───── ENTRIES

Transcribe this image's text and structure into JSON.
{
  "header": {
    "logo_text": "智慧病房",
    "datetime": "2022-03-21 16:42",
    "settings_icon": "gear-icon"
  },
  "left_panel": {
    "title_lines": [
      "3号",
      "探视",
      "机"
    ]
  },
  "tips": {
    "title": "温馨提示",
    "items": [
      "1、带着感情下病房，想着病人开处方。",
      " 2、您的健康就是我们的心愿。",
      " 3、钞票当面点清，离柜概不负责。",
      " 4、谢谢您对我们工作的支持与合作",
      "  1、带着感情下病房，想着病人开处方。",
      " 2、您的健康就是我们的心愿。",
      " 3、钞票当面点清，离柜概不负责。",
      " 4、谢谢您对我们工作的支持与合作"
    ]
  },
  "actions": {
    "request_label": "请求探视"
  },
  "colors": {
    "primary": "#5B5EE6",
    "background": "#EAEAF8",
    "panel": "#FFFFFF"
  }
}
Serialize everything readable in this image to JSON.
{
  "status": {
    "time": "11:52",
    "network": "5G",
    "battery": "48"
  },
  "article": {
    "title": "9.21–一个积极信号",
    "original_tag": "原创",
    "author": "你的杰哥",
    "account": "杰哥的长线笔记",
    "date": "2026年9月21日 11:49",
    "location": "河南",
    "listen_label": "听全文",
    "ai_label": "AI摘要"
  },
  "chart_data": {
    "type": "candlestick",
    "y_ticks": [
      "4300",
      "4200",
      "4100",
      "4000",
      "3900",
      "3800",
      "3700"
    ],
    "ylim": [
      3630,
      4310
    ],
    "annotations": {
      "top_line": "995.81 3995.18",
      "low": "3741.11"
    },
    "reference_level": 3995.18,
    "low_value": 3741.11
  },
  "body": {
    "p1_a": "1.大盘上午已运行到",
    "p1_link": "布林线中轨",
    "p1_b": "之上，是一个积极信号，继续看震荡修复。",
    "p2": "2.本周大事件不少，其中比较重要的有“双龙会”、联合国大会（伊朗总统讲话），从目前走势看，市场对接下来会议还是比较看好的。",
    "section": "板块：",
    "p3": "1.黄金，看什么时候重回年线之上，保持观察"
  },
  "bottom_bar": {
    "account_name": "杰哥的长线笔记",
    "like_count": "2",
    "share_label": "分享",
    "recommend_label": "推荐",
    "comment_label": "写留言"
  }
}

──────────

- EXERCISE BRIEF -
Check each line of the records above for the string "想着病人开处方", and report every line that has it.

- SOLVED EXERCISE -
      "1、带着感情下病房，想着病人开处方。",
      "  1、带着感情下病房，想着病人开处方。",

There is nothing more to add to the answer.